▸ **Work to do**: Identify each line holding the string "screenshot" and copy it.
──────── Information supplied ────────
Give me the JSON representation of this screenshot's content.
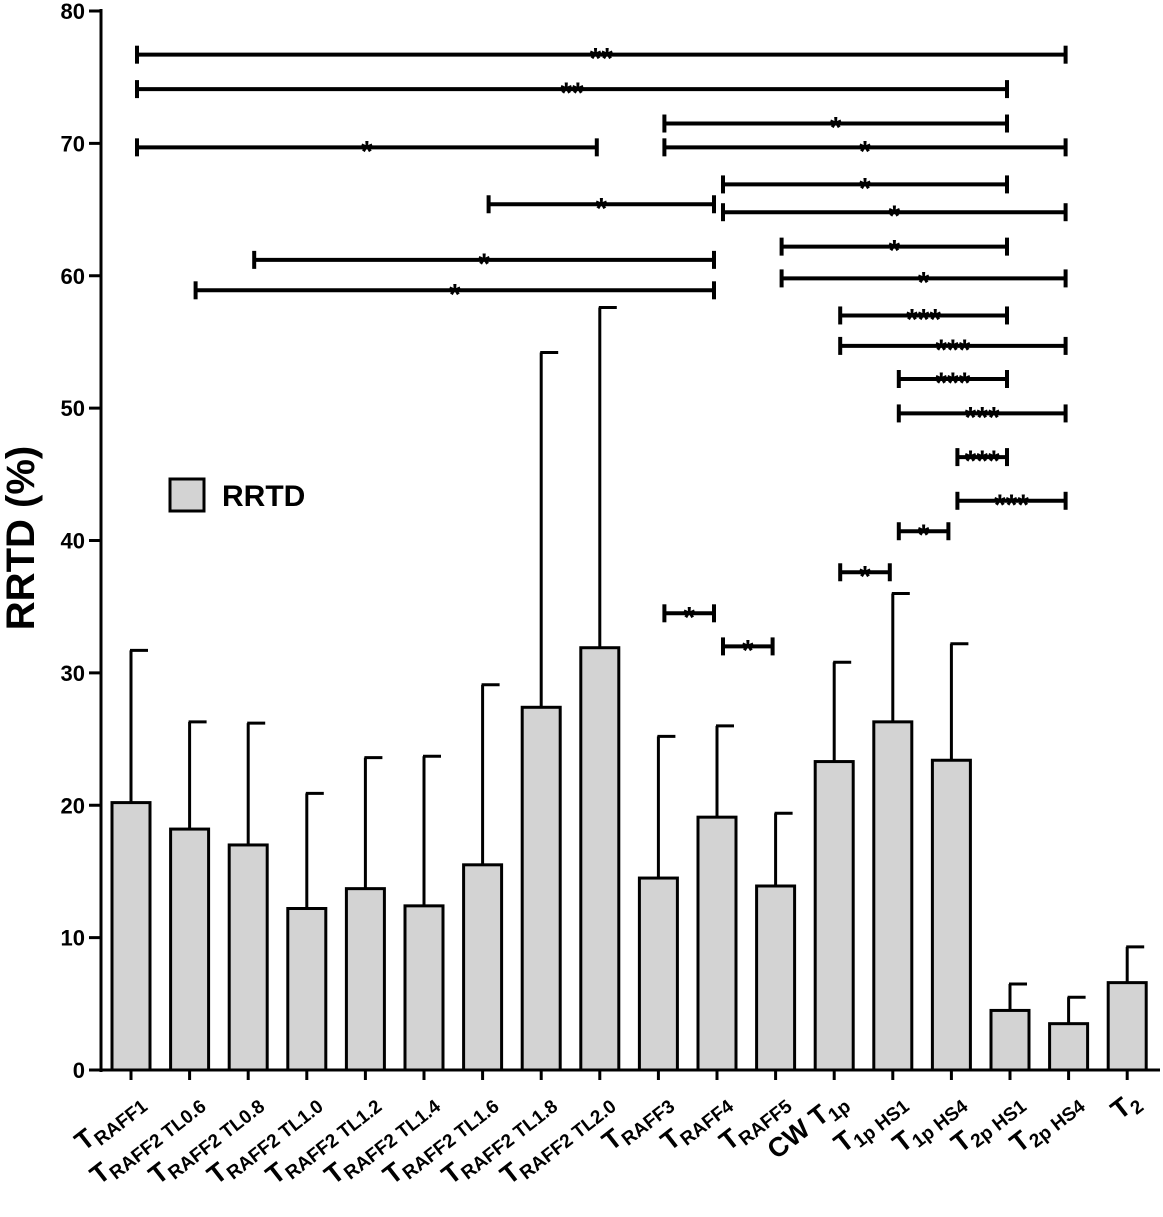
{
  "chart_data": {
    "type": "bar",
    "title": "",
    "ylabel": "RRTD (%)",
    "xlabel": "",
    "ylim": [
      0,
      80
    ],
    "yticks": [
      0,
      10,
      20,
      30,
      40,
      50,
      60,
      70,
      80
    ],
    "legend": {
      "label": "RRTD",
      "position": "left",
      "color": "#d3d3d3"
    },
    "categories": [
      {
        "main": "T",
        "sub": "RAFF1"
      },
      {
        "main": "T",
        "sub": "RAFF2 TL0.6"
      },
      {
        "main": "T",
        "sub": "RAFF2 TL0.8"
      },
      {
        "main": "T",
        "sub": "RAFF2 TL1.0"
      },
      {
        "main": "T",
        "sub": "RAFF2 TL1.2"
      },
      {
        "main": "T",
        "sub": "RAFF2 TL1.4"
      },
      {
        "main": "T",
        "sub": "RAFF2 TL1.6"
      },
      {
        "main": "T",
        "sub": "RAFF2 TL1.8"
      },
      {
        "main": "T",
        "sub": "RAFF2 TL2.0"
      },
      {
        "main": "T",
        "sub": "RAFF3"
      },
      {
        "main": "T",
        "sub": "RAFF4"
      },
      {
        "main": "T",
        "sub": "RAFF5"
      },
      {
        "main": "CW T",
        "sub": "1p"
      },
      {
        "main": "T",
        "sub": "1p HS1"
      },
      {
        "main": "T",
        "sub": "1p HS4"
      },
      {
        "main": "T",
        "sub": "2p HS1"
      },
      {
        "main": "T",
        "sub": "2p HS4"
      },
      {
        "main": "T",
        "sub": "2"
      }
    ],
    "series": [
      {
        "name": "RRTD",
        "values": [
          20.2,
          18.2,
          17.0,
          12.2,
          13.7,
          12.4,
          15.5,
          27.4,
          31.9,
          14.5,
          19.1,
          13.9,
          23.3,
          26.3,
          23.4,
          4.5,
          3.5,
          6.6
        ],
        "errors": [
          11.5,
          8.1,
          9.2,
          8.7,
          9.9,
          11.3,
          13.6,
          26.8,
          25.7,
          10.7,
          6.9,
          5.5,
          7.5,
          9.7,
          8.8,
          2.0,
          2.0,
          2.7
        ]
      }
    ],
    "significance": [
      {
        "from": 0,
        "to": 16,
        "y": 76.7,
        "label": "**"
      },
      {
        "from": 0,
        "to": 15,
        "y": 74.1,
        "label": "**"
      },
      {
        "from": 9,
        "to": 15,
        "y": 71.5,
        "label": "*"
      },
      {
        "from": 0,
        "to": 8,
        "y": 69.7,
        "label": "*"
      },
      {
        "from": 9,
        "to": 16,
        "y": 69.7,
        "label": "*"
      },
      {
        "from": 10,
        "to": 15,
        "y": 66.9,
        "label": "*"
      },
      {
        "from": 6,
        "to": 10,
        "y": 65.4,
        "label": "*"
      },
      {
        "from": 10,
        "to": 16,
        "y": 64.8,
        "label": "*"
      },
      {
        "from": 11,
        "to": 15,
        "y": 62.2,
        "label": "*"
      },
      {
        "from": 2,
        "to": 10,
        "y": 61.2,
        "label": "*"
      },
      {
        "from": 11,
        "to": 16,
        "y": 59.8,
        "label": "*"
      },
      {
        "from": 1,
        "to": 10,
        "y": 58.9,
        "label": "*"
      },
      {
        "from": 12,
        "to": 15,
        "y": 57.0,
        "label": "***"
      },
      {
        "from": 12,
        "to": 16,
        "y": 54.7,
        "label": "***"
      },
      {
        "from": 13,
        "to": 15,
        "y": 52.2,
        "label": "***"
      },
      {
        "from": 13,
        "to": 16,
        "y": 49.6,
        "label": "***"
      },
      {
        "from": 14,
        "to": 15,
        "y": 46.3,
        "label": "***"
      },
      {
        "from": 14,
        "to": 16,
        "y": 43.0,
        "label": "***"
      },
      {
        "from": 13,
        "to": 14,
        "y": 40.7,
        "label": "*"
      },
      {
        "from": 12,
        "to": 13,
        "y": 37.6,
        "label": "*"
      },
      {
        "from": 9,
        "to": 10,
        "y": 34.5,
        "label": "*"
      },
      {
        "from": 10,
        "to": 11,
        "y": 32.0,
        "label": "*"
      }
    ]
  }
}
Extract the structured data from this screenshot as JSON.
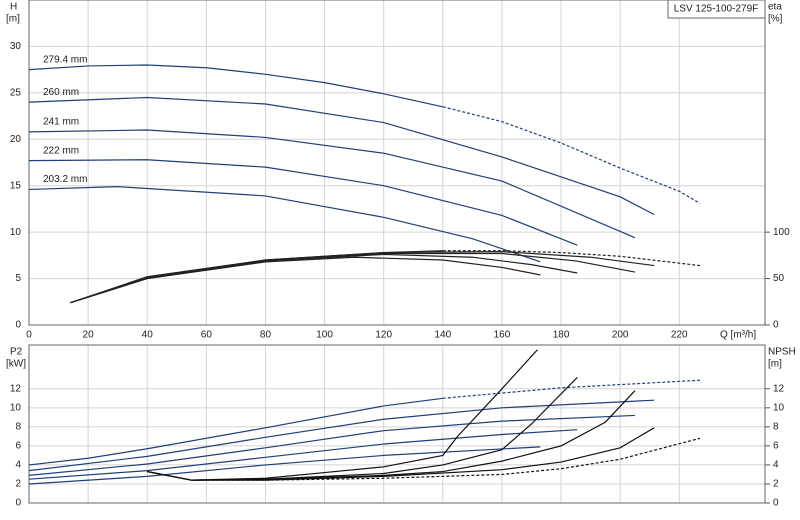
────────
▸ **Result below**:
Give me the JSON representation of this screenshot's content.
Extract the structured data from this screenshot as JSON.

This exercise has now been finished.